§ **WHAT TO WORK ON**:
Without further comment, state how many lines in the listing below contain the word "Patterns".

§ **DATASET RECORDS**:

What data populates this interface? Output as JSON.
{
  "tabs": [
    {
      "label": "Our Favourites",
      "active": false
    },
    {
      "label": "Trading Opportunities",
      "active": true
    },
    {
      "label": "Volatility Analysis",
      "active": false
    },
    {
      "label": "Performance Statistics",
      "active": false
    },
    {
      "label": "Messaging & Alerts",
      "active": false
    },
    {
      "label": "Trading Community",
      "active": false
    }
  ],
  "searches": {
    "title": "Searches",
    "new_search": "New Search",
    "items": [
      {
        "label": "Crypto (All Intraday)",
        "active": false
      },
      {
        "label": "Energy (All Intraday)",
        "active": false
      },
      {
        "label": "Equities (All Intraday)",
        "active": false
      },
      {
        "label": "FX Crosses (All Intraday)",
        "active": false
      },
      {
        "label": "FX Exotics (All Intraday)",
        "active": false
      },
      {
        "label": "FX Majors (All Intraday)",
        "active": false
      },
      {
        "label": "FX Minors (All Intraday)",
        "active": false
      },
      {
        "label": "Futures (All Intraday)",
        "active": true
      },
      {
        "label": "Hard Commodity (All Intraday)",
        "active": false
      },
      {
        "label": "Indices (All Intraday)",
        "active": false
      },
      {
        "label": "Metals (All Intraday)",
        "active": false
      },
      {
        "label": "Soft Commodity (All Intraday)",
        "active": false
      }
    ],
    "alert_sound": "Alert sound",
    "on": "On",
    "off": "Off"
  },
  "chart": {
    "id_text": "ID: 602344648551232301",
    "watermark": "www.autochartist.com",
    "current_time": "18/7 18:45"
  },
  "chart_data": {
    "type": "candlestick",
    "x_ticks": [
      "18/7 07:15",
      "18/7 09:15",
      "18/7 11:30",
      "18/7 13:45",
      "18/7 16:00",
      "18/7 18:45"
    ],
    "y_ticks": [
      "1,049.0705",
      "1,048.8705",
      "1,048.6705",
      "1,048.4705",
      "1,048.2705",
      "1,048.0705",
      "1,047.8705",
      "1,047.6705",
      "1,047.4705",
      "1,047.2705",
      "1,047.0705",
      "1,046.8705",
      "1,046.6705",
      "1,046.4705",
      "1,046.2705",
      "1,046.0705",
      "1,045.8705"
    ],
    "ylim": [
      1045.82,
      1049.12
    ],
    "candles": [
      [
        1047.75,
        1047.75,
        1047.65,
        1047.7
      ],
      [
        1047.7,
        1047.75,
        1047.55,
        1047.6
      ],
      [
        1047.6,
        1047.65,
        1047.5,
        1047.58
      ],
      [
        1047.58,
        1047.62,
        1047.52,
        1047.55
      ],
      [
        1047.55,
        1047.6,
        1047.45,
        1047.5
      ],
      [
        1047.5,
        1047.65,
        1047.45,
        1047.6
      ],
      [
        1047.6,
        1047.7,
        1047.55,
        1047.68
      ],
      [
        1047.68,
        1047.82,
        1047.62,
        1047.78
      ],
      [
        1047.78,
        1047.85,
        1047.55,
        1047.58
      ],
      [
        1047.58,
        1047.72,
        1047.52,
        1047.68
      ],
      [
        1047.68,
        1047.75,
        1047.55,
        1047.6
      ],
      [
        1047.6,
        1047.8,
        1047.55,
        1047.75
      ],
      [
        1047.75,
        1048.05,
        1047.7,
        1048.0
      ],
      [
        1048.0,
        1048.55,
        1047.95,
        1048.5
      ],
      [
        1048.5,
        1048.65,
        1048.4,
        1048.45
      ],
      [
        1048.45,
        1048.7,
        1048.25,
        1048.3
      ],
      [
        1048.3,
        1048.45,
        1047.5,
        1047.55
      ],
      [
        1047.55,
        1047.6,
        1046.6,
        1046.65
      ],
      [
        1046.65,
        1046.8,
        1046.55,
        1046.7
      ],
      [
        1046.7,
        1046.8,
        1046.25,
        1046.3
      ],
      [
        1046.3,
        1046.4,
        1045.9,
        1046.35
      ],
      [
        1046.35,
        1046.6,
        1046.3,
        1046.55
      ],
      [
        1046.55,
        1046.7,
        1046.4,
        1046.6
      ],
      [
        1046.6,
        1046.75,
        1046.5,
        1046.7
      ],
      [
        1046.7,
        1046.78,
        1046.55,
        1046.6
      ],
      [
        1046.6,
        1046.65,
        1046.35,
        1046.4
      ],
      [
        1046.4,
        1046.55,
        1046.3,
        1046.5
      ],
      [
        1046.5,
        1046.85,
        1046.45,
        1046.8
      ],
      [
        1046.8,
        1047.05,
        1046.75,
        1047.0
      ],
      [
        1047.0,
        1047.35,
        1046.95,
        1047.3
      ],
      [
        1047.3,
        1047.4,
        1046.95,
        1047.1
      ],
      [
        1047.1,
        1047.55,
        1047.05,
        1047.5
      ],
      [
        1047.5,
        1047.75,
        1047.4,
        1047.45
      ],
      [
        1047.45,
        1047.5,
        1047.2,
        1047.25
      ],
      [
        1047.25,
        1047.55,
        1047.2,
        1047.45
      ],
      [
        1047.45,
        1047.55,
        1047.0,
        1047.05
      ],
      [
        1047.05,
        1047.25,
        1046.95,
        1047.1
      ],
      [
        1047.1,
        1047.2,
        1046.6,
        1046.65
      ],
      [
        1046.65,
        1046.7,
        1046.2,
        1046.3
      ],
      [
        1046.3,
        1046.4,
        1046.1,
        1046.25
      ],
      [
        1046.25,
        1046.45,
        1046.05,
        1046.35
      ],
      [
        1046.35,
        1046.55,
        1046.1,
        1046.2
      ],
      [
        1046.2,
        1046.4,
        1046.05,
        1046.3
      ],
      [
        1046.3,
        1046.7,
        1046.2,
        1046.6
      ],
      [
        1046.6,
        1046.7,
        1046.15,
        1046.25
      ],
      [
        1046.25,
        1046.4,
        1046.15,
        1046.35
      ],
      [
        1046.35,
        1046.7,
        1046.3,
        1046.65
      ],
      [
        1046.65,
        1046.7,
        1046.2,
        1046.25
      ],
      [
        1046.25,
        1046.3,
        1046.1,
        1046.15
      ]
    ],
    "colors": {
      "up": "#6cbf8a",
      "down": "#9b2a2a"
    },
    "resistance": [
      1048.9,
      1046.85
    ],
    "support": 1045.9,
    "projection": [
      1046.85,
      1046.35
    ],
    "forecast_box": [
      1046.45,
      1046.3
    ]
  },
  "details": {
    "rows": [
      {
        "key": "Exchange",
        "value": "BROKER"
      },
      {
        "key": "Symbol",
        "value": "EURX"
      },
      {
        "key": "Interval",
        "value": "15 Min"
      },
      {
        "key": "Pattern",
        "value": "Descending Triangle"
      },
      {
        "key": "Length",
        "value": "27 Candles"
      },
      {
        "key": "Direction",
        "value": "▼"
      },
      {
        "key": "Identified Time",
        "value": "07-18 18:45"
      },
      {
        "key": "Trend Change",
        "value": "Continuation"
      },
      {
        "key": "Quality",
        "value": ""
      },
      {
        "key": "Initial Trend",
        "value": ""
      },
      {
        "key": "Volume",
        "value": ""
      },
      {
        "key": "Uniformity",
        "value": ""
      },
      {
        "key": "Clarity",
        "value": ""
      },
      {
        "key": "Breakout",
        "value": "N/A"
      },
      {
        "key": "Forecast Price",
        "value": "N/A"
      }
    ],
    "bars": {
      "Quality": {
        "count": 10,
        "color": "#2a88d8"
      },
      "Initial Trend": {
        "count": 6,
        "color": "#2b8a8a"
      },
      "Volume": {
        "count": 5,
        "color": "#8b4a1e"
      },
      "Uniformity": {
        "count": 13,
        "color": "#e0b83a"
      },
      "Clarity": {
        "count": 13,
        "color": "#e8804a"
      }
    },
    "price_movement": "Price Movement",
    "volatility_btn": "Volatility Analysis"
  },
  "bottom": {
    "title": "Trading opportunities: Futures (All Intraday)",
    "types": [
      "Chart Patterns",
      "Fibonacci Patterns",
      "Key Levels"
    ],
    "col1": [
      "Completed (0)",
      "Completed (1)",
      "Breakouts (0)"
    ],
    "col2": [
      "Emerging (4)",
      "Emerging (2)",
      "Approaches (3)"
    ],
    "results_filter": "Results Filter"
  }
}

§ **WRITTEN REPLY**:
2